#### DESCRIPTION OF THE TASK:
Locate every line below that contains the word "Prediction" and copy it.

#### INFORMATION SUPPLIED:

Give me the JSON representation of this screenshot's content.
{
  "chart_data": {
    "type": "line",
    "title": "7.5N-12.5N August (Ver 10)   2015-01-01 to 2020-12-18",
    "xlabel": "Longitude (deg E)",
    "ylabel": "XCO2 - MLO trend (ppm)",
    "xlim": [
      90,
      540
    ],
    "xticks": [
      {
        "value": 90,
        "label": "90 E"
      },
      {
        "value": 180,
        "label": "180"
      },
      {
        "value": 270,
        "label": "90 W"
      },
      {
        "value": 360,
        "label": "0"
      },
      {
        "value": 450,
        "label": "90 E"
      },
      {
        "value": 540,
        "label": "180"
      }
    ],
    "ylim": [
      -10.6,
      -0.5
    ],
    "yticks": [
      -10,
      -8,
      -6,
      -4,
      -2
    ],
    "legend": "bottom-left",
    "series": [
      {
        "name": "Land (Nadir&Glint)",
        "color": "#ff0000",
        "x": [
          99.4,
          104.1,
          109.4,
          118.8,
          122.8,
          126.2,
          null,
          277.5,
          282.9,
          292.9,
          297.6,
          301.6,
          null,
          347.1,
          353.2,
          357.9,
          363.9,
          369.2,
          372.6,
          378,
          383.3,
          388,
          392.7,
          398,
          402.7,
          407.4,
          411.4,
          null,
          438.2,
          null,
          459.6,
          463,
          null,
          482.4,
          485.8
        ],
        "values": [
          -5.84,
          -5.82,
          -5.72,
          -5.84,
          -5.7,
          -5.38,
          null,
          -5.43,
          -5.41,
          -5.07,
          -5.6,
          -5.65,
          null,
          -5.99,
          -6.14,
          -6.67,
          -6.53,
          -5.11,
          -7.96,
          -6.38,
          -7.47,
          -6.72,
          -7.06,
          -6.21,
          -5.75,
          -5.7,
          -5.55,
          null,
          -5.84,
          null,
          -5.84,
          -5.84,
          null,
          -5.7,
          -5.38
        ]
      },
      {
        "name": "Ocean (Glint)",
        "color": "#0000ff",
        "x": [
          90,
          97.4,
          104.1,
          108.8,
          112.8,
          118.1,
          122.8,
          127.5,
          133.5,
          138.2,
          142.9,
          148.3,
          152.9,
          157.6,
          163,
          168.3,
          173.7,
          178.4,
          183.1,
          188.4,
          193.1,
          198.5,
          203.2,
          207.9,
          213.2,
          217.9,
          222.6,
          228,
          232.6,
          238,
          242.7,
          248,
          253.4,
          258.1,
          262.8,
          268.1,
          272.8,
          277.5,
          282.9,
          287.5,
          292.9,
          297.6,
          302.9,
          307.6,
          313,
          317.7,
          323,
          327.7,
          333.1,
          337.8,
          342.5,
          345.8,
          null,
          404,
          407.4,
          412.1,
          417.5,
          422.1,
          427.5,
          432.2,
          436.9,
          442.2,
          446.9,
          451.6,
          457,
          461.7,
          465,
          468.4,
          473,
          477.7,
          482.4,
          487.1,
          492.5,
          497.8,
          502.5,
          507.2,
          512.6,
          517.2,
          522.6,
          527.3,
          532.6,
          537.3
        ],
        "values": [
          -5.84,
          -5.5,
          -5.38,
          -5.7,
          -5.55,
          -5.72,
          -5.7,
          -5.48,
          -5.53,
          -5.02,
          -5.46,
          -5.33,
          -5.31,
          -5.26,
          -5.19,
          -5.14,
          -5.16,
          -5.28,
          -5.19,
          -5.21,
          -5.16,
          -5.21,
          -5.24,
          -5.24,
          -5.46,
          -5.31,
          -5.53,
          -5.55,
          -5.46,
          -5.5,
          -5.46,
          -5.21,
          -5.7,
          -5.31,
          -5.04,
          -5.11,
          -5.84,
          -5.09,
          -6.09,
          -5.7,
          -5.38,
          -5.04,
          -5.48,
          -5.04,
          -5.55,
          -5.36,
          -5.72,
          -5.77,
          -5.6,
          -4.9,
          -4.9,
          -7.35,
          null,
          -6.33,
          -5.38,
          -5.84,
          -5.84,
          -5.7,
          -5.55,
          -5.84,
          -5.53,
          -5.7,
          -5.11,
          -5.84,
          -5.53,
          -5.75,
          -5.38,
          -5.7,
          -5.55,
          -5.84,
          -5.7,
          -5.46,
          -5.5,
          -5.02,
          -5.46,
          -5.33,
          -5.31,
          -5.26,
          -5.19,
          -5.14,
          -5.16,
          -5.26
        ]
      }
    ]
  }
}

---

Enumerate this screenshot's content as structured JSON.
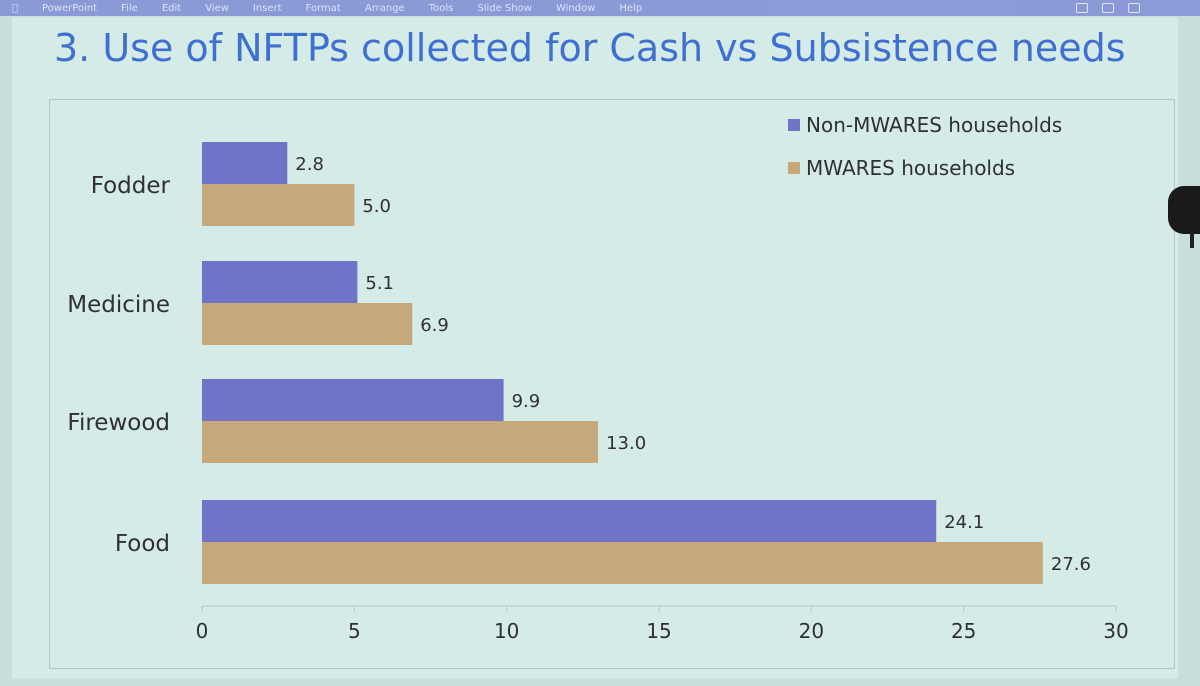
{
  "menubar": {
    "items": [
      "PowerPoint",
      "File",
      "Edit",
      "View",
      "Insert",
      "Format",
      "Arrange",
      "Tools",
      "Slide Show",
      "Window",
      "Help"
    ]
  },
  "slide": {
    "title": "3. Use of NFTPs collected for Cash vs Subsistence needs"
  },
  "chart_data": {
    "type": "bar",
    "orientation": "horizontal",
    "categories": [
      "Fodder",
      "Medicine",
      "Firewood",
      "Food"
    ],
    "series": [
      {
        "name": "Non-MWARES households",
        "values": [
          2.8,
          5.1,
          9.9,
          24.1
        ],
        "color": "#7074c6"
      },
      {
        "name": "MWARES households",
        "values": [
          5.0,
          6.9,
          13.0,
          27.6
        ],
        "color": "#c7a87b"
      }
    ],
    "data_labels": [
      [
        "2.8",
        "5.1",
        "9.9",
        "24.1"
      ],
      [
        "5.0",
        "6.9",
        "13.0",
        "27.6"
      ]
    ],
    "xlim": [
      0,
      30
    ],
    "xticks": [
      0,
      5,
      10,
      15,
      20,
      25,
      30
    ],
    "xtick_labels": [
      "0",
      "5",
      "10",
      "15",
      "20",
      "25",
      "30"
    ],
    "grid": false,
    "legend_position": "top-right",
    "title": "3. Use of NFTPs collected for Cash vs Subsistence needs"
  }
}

--

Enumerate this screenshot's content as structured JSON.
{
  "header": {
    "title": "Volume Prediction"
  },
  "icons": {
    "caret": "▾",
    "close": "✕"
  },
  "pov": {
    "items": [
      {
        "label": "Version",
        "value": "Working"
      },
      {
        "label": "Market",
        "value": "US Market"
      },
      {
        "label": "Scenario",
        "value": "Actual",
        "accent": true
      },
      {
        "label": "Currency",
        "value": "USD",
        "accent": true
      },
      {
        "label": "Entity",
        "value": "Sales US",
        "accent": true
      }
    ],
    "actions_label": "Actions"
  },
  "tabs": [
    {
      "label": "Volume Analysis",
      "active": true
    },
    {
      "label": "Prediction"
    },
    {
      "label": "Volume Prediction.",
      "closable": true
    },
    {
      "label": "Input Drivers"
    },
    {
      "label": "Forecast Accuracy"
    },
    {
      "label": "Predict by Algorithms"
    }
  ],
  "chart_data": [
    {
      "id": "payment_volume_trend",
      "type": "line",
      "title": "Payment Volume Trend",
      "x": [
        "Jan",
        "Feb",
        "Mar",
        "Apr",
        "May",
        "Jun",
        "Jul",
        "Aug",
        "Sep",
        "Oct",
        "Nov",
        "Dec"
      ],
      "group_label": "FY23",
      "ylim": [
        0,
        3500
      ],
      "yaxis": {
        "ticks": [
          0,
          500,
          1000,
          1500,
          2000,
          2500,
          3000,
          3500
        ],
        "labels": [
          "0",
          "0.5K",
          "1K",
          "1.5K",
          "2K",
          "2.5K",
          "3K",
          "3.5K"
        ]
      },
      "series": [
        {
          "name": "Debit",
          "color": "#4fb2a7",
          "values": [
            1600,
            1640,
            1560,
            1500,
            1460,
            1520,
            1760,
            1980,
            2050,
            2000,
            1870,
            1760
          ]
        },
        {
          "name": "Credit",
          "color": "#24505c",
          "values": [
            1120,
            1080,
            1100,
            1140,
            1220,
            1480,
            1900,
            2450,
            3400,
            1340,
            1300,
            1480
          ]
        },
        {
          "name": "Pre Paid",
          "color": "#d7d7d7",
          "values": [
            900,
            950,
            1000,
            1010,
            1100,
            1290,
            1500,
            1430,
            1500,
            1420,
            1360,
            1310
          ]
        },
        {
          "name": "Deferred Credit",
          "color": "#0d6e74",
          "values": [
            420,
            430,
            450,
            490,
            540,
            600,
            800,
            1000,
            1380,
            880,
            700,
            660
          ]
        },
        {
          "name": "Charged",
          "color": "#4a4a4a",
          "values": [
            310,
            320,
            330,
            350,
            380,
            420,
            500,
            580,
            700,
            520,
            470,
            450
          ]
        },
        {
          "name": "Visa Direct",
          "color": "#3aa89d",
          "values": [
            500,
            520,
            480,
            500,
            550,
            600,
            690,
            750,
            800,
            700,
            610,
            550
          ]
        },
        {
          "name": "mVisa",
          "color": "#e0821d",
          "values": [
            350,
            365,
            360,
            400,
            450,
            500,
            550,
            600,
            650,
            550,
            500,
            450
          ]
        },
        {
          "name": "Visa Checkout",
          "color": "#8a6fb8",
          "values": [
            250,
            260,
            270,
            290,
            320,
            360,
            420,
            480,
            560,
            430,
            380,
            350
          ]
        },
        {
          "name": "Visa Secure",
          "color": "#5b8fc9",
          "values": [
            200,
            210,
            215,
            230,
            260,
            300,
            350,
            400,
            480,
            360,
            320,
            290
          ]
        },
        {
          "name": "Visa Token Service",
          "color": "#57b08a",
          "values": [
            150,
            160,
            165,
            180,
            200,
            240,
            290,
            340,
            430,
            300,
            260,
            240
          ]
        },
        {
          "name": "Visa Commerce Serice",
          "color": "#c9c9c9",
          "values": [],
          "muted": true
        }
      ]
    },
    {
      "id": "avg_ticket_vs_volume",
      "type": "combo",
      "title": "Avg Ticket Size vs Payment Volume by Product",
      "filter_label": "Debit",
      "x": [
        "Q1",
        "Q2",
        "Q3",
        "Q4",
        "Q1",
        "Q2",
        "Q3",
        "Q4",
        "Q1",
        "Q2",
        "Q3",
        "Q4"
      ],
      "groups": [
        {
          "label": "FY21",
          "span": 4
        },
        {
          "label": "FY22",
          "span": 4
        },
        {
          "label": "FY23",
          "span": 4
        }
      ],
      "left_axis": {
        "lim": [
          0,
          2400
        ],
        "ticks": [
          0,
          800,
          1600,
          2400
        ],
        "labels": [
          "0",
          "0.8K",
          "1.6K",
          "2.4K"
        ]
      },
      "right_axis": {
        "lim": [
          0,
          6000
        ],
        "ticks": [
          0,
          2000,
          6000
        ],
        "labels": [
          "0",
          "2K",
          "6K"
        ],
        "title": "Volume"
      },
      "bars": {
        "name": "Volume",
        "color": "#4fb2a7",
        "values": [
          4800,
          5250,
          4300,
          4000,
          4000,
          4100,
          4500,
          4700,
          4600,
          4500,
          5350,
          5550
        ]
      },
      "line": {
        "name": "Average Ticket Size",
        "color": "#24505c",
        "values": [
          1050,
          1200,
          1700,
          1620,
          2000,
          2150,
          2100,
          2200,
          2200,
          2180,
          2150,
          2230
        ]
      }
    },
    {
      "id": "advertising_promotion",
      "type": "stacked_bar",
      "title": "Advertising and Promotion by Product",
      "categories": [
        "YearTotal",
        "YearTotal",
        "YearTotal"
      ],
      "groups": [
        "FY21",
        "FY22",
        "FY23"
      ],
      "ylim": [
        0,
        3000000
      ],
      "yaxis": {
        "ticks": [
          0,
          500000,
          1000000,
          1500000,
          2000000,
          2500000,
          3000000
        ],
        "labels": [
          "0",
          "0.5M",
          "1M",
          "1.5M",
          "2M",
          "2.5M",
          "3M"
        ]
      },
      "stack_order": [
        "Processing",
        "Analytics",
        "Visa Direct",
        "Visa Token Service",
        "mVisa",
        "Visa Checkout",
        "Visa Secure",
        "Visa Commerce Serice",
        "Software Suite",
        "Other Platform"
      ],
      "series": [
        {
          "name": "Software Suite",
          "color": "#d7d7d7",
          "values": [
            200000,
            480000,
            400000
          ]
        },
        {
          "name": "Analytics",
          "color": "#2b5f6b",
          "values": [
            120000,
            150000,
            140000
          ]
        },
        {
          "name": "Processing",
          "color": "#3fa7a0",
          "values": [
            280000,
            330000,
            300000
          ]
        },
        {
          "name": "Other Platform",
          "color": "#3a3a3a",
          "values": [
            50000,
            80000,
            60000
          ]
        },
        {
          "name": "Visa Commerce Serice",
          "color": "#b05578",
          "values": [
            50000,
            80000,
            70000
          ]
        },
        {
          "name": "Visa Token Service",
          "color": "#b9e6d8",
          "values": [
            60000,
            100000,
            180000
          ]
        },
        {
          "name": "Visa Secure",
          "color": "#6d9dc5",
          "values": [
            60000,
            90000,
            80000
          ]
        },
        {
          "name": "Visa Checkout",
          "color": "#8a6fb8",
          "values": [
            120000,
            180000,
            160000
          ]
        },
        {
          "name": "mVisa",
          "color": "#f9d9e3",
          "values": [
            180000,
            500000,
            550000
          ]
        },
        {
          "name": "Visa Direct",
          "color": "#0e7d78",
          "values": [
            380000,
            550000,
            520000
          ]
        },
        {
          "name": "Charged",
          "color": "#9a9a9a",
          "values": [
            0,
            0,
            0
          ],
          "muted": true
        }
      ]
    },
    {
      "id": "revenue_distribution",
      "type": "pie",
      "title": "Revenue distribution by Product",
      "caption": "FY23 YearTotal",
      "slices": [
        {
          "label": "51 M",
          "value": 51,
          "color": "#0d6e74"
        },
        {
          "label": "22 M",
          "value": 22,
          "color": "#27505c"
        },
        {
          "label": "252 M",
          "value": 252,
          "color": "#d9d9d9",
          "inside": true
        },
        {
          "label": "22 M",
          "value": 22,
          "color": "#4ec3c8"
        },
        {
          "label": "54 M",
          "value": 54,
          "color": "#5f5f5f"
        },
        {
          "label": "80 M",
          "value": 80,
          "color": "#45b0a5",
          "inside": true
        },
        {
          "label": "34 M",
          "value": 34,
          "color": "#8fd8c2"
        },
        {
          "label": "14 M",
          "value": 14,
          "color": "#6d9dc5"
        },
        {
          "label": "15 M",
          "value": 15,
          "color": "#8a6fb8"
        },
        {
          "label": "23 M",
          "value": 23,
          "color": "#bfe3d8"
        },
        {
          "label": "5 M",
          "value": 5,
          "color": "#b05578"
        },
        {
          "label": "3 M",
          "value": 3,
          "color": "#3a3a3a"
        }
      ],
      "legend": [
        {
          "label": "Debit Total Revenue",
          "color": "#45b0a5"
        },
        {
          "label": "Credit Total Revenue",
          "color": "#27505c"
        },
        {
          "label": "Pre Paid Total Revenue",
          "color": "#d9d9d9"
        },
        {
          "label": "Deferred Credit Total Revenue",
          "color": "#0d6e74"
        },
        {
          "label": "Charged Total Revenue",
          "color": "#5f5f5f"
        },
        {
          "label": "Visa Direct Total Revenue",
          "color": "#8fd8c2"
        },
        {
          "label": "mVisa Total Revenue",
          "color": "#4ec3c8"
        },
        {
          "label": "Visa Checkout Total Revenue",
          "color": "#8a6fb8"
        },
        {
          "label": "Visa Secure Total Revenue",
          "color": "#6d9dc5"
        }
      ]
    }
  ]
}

#### THE SOLUTION:
    "title": "Volume Prediction"
      "label": "Prediction"
      "label": "Volume Prediction.",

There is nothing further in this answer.